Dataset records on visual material

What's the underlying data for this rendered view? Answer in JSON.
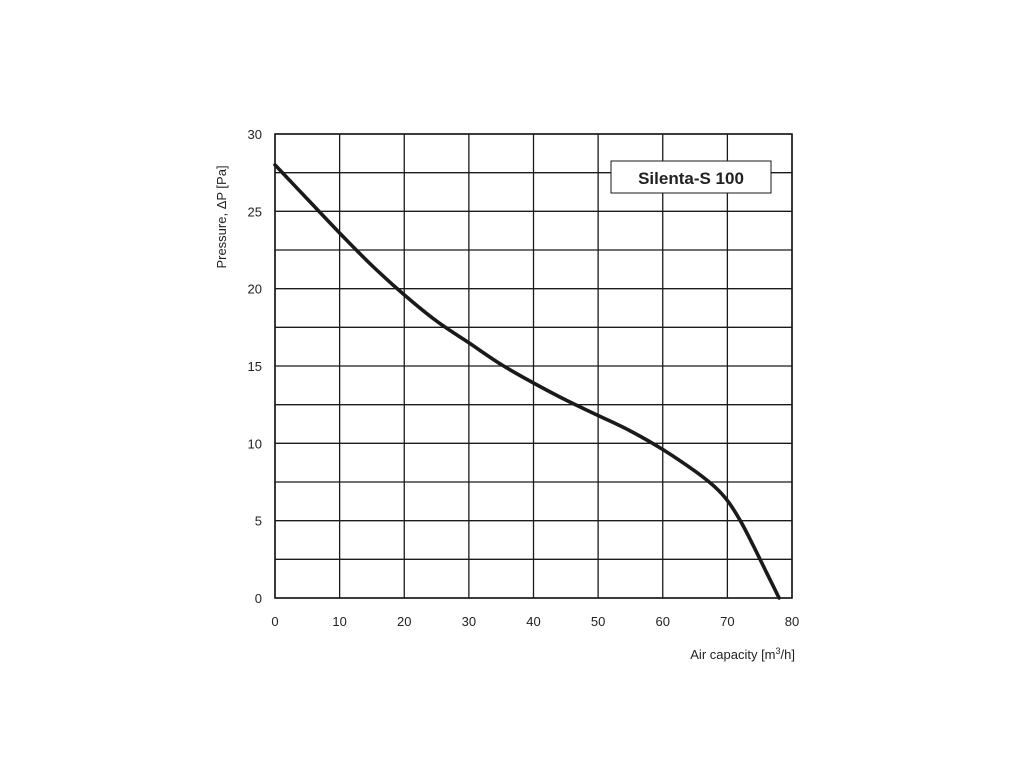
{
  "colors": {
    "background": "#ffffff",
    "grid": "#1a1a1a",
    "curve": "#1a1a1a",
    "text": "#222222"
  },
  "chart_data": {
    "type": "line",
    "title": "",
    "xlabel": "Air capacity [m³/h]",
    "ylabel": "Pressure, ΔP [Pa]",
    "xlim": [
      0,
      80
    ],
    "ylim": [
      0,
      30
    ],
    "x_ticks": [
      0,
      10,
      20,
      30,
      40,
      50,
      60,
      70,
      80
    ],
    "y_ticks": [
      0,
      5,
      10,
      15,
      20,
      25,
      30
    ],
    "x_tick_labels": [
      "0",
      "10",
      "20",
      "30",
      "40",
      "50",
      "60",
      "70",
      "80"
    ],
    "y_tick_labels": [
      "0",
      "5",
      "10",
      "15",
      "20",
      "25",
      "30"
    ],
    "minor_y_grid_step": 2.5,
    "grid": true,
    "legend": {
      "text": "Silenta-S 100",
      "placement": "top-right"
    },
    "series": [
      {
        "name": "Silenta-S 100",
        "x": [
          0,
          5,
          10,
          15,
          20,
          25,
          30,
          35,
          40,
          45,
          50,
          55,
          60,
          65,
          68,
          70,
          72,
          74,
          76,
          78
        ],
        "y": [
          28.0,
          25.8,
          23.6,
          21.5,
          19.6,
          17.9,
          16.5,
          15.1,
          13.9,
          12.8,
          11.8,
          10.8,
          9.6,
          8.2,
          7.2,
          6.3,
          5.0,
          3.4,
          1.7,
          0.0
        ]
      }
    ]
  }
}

--

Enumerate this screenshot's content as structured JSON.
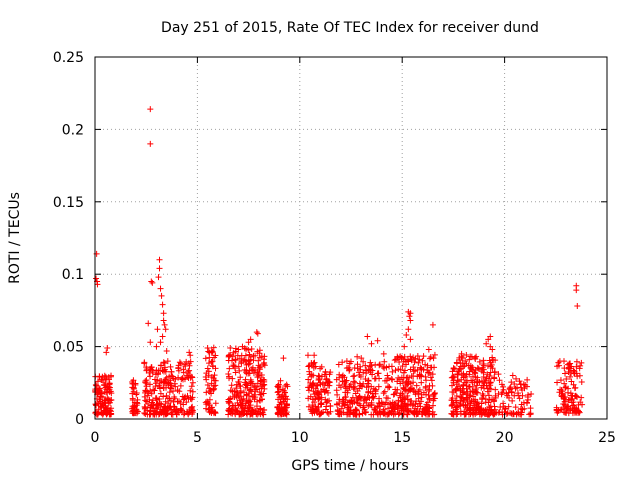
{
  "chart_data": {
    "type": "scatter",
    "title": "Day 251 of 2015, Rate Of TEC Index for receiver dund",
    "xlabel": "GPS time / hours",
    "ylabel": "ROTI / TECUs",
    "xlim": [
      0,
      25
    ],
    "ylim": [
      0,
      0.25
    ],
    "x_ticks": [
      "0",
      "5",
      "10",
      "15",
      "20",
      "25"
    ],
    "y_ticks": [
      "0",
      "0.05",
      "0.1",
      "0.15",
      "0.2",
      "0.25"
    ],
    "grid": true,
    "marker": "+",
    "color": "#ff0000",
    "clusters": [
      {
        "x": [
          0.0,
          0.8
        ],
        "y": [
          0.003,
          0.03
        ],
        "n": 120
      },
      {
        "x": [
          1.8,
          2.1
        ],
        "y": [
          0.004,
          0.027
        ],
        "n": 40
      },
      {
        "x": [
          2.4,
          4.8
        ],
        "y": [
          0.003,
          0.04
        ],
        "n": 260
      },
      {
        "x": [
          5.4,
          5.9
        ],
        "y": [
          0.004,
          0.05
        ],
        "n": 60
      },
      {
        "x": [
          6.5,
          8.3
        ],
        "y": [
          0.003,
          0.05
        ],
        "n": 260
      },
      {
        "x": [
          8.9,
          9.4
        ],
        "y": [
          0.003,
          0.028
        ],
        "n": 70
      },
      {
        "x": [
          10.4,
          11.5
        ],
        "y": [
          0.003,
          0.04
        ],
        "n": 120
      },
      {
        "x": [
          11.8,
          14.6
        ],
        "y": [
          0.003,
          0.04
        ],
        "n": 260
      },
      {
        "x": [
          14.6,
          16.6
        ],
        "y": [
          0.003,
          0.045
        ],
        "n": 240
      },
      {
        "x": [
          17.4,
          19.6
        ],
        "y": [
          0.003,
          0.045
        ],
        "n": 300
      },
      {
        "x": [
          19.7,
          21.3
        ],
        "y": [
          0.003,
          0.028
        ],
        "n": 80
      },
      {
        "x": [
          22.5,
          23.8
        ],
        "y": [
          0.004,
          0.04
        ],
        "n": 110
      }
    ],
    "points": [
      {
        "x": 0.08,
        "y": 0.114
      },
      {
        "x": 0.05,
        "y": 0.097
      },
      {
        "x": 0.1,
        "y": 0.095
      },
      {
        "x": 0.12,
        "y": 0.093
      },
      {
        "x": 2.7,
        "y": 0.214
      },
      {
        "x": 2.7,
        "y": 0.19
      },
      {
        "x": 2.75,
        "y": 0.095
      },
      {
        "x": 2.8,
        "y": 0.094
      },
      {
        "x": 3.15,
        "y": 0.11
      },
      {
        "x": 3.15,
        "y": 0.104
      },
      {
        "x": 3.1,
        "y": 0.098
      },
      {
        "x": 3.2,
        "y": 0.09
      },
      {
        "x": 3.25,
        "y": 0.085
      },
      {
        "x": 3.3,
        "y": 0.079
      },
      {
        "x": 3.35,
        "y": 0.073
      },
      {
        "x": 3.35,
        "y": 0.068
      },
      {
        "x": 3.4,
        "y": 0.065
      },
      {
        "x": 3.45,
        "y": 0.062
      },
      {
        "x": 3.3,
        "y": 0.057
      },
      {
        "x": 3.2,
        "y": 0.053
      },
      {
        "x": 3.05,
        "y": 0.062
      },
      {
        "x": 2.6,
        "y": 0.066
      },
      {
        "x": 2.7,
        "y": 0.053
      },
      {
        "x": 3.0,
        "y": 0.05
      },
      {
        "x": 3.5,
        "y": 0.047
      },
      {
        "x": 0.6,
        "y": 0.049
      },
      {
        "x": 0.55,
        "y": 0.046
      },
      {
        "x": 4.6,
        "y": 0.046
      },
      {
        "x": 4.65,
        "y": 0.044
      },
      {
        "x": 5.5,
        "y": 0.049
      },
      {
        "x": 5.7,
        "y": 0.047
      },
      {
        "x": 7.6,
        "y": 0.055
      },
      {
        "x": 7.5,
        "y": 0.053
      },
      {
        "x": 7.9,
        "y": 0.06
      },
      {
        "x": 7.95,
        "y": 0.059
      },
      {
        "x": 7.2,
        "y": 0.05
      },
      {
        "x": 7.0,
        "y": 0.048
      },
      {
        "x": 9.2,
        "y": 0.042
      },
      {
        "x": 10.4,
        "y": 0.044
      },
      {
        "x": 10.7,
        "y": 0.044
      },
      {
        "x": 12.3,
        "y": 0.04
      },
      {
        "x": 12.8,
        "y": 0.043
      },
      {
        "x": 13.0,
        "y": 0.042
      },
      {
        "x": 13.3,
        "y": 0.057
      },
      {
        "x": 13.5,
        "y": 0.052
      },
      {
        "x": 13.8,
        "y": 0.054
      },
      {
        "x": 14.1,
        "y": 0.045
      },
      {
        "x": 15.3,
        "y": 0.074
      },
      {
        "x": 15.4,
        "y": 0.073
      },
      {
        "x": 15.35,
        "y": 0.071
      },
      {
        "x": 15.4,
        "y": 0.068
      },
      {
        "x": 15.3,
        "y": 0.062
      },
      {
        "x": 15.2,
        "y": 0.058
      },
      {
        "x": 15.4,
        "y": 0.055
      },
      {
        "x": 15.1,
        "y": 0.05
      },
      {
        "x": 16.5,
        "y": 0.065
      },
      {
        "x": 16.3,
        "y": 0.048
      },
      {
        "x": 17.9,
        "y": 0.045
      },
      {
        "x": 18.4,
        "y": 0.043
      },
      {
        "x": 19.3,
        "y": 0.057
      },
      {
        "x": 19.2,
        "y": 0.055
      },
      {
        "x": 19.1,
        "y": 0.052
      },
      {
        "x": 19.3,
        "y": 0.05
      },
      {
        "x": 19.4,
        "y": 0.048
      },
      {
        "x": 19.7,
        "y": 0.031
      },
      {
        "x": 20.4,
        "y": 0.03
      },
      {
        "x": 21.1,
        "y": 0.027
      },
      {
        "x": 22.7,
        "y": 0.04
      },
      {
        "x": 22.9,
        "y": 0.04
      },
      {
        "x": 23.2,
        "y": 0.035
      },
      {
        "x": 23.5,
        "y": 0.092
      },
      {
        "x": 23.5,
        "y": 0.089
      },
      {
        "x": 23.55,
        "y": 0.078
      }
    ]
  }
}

Stated exercise — Go through the lines above. Select every one that has the string "title".

Full solution —
    "title": "",
    "title": "Day 251 of 2015, Rate Of TEC Index for receiver dund",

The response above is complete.